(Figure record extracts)
* BEGIN *

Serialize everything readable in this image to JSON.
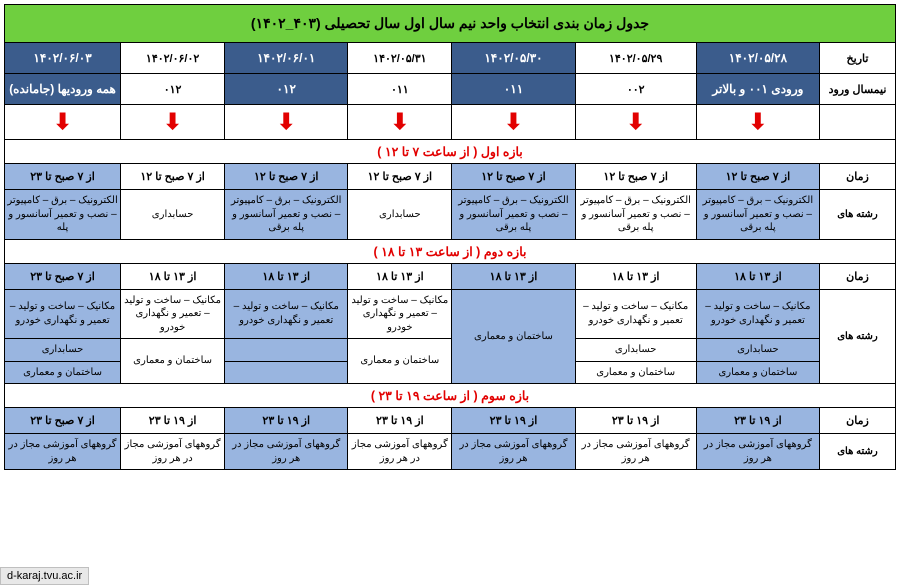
{
  "colors": {
    "title_bg": "#6fcf3f",
    "header_bg": "#3b5c8c",
    "header_fg": "#ffffff",
    "highlight_bg": "#99b5e0",
    "section_fg": "#e20000",
    "arrow_color": "#e20000",
    "border": "#000000"
  },
  "title": "جدول زمان بندی انتخاب واحد نیم سال اول سال تحصیلی (۴۰۳_۱۴۰۲)",
  "row_labels": {
    "date": "تاریخ",
    "term": "نیمسال ورود",
    "time": "زمان",
    "fields": "رشته های"
  },
  "dates": [
    "۱۴۰۲/۰۵/۲۸",
    "۱۴۰۲/۰۵/۲۹",
    "۱۴۰۲/۰۵/۳۰",
    "۱۴۰۲/۰۵/۳۱",
    "۱۴۰۲/۰۶/۰۱",
    "۱۴۰۲/۰۶/۰۲",
    "۱۴۰۲/۰۶/۰۳"
  ],
  "date_highlight": [
    true,
    false,
    true,
    false,
    true,
    false,
    true
  ],
  "terms": [
    "ورودی ۰۰۱ و بالاتر",
    "۰۰۲",
    "۰۱۱",
    "۰۱۱",
    "۰۱۲",
    "۰۱۲",
    "همه ورودیها (جامانده)"
  ],
  "term_highlight": [
    true,
    false,
    true,
    false,
    true,
    false,
    true
  ],
  "sections": {
    "s1": "بازه اول ( از ساعت ۷ تا ۱۲ )",
    "s2": "بازه دوم ( از ساعت ۱۳ تا ۱۸ )",
    "s3": "بازه سوم ( از ساعت ۱۹ تا ۲۳ )"
  },
  "section1": {
    "times": [
      "از ۷ صبح تا ۱۲",
      "از ۷ صبح تا ۱۲",
      "از ۷ صبح تا ۱۲",
      "از ۷ صبح تا ۱۲",
      "از ۷ صبح تا ۱۲",
      "از ۷ صبح تا ۱۲",
      "از ۷ صبح تا ۲۳"
    ],
    "time_highlight": [
      true,
      false,
      true,
      false,
      true,
      false,
      true
    ],
    "fields": [
      "الکترونیک – برق – کامپیوتر – نصب و تعمیر آسانسور و پله برقی",
      "الکترونیک – برق – کامپیوتر – نصب و تعمیر آسانسور و پله برقی",
      "الکترونیک – برق – کامپیوتر – نصب و تعمیر آسانسور و پله برقی",
      "حسابداری",
      "الکترونیک – برق – کامپیوتر – نصب و تعمیر آسانسور و پله برقی",
      "حسابداری",
      "الکترونیک – برق – کامپیوتر – نصب و تعمیر آسانسور و پله"
    ],
    "field_highlight": [
      true,
      false,
      true,
      false,
      true,
      false,
      true
    ]
  },
  "section2": {
    "times": [
      "از ۱۳ تا ۱۸",
      "از ۱۳ تا ۱۸",
      "از ۱۳ تا ۱۸",
      "از ۱۳ تا ۱۸",
      "از ۱۳ تا ۱۸",
      "از ۱۳ تا ۱۸",
      "از ۷ صبح تا ۲۳"
    ],
    "time_highlight": [
      true,
      false,
      true,
      false,
      true,
      false,
      true
    ],
    "row1": [
      "مکانیک – ساخت و تولید – تعمیر و نگهداری خودرو",
      "مکانیک – ساخت و تولید – تعمیر و نگهداری خودرو",
      "",
      "مکانیک – ساخت و تولید – تعمیر و نگهداری خودرو",
      "مکانیک – ساخت و تولید – تعمیر و نگهداری خودرو",
      "مکانیک – ساخت و تولید – تعمیر و نگهداری خودرو",
      "مکانیک – ساخت و تولید – تعمیر و نگهداری خودرو"
    ],
    "row2": [
      "حسابداری",
      "حسابداری",
      "",
      "",
      "",
      "",
      "حسابداری"
    ],
    "row3": [
      "ساختمان و معماری",
      "ساختمان و معماری",
      "ساختمان و معماری",
      "ساختمان و معماری",
      "",
      "ساختمان و معماری",
      "ساختمان و معماری"
    ],
    "merged23": "ساختمان و معماری",
    "col2_merged": "ساختمان و معماری"
  },
  "section3": {
    "times": [
      "از ۱۹ تا ۲۳",
      "از ۱۹ تا ۲۳",
      "از ۱۹ تا ۲۳",
      "از ۱۹ تا ۲۳",
      "از ۱۹ تا ۲۳",
      "از ۱۹ تا ۲۳",
      "از ۷ صبح تا ۲۳"
    ],
    "time_highlight": [
      true,
      false,
      true,
      false,
      true,
      false,
      true
    ],
    "fields_all": "گروههای آموزشی مجاز در هر روز"
  },
  "url_badge": "d-karaj.tvu.ac.ir"
}
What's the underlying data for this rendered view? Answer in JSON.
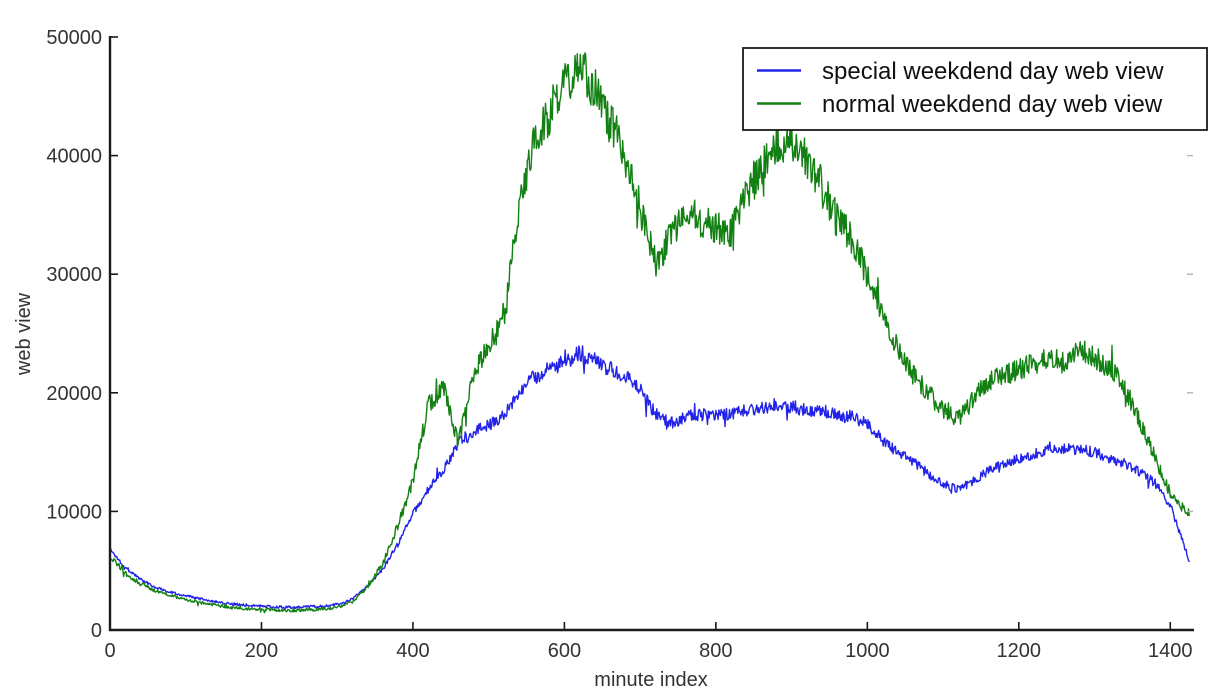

* END *

Your task is an exact transcription of all the data, minus the pictures.

Serialize everything readable in this image to JSON.
{
  "colors": {
    "title_bg": "#6fcf3f",
    "header_bg": "#3b5c8c",
    "header_fg": "#ffffff",
    "highlight_bg": "#99b5e0",
    "section_fg": "#e20000",
    "arrow_color": "#e20000",
    "border": "#000000"
  },
  "title": "جدول زمان بندی انتخاب واحد نیم سال اول سال تحصیلی (۴۰۳_۱۴۰۲)",
  "row_labels": {
    "date": "تاریخ",
    "term": "نیمسال ورود",
    "time": "زمان",
    "fields": "رشته های"
  },
  "dates": [
    "۱۴۰۲/۰۵/۲۸",
    "۱۴۰۲/۰۵/۲۹",
    "۱۴۰۲/۰۵/۳۰",
    "۱۴۰۲/۰۵/۳۱",
    "۱۴۰۲/۰۶/۰۱",
    "۱۴۰۲/۰۶/۰۲",
    "۱۴۰۲/۰۶/۰۳"
  ],
  "date_highlight": [
    true,
    false,
    true,
    false,
    true,
    false,
    true
  ],
  "terms": [
    "ورودی ۰۰۱ و بالاتر",
    "۰۰۲",
    "۰۱۱",
    "۰۱۱",
    "۰۱۲",
    "۰۱۲",
    "همه ورودیها (جامانده)"
  ],
  "term_highlight": [
    true,
    false,
    true,
    false,
    true,
    false,
    true
  ],
  "sections": {
    "s1": "بازه اول ( از ساعت ۷ تا ۱۲ )",
    "s2": "بازه دوم ( از ساعت ۱۳ تا ۱۸ )",
    "s3": "بازه سوم ( از ساعت ۱۹ تا ۲۳ )"
  },
  "section1": {
    "times": [
      "از ۷ صبح تا ۱۲",
      "از ۷ صبح تا ۱۲",
      "از ۷ صبح تا ۱۲",
      "از ۷ صبح تا ۱۲",
      "از ۷ صبح تا ۱۲",
      "از ۷ صبح تا ۱۲",
      "از ۷ صبح تا ۲۳"
    ],
    "time_highlight": [
      true,
      false,
      true,
      false,
      true,
      false,
      true
    ],
    "fields": [
      "الکترونیک – برق – کامپیوتر – نصب و تعمیر آسانسور و پله برقی",
      "الکترونیک – برق – کامپیوتر – نصب و تعمیر آسانسور و پله برقی",
      "الکترونیک – برق – کامپیوتر – نصب و تعمیر آسانسور و پله برقی",
      "حسابداری",
      "الکترونیک – برق – کامپیوتر – نصب و تعمیر آسانسور و پله برقی",
      "حسابداری",
      "الکترونیک – برق – کامپیوتر – نصب و تعمیر آسانسور و پله"
    ],
    "field_highlight": [
      true,
      false,
      true,
      false,
      true,
      false,
      true
    ]
  },
  "section2": {
    "times": [
      "از ۱۳ تا ۱۸",
      "از ۱۳ تا ۱۸",
      "از ۱۳ تا ۱۸",
      "از ۱۳ تا ۱۸",
      "از ۱۳ تا ۱۸",
      "از ۱۳ تا ۱۸",
      "از ۷ صبح تا ۲۳"
    ],
    "time_highlight": [
      true,
      false,
      true,
      false,
      true,
      false,
      true
    ],
    "row1": [
      "مکانیک – ساخت و تولید – تعمیر و نگهداری خودرو",
      "مکانیک – ساخت و تولید – تعمیر و نگهداری خودرو",
      "",
      "مکانیک – ساخت و تولید – تعمیر و نگهداری خودرو",
      "مکانیک – ساخت و تولید – تعمیر و نگهداری خودرو",
      "مکانیک – ساخت و تولید – تعمیر و نگهداری خودرو",
      "مکانیک – ساخت و تولید – تعمیر و نگهداری خودرو"
    ],
    "row2": [
      "حسابداری",
      "حسابداری",
      "",
      "",
      "",
      "",
      "حسابداری"
    ],
    "row3": [
      "ساختمان و معماری",
      "ساختمان و معماری",
      "ساختمان و معماری",
      "ساختمان و معماری",
      "",
      "ساختمان و معماری",
      "ساختمان و معماری"
    ],
    "merged23": "ساختمان و معماری",
    "col2_merged": "ساختمان و معماری"
  },
  "section3": {
    "times": [
      "از ۱۹ تا ۲۳",
      "از ۱۹ تا ۲۳",
      "از ۱۹ تا ۲۳",
      "از ۱۹ تا ۲۳",
      "از ۱۹ تا ۲۳",
      "از ۱۹ تا ۲۳",
      "از ۷ صبح تا ۲۳"
    ],
    "time_highlight": [
      true,
      false,
      true,
      false,
      true,
      false,
      true
    ],
    "fields_all": "گروههای آموزشی مجاز در هر روز"
  },
  "url_badge": "d-karaj.tvu.ac.ir"
}
What's the underlying data for this rendered view? Answer in JSON.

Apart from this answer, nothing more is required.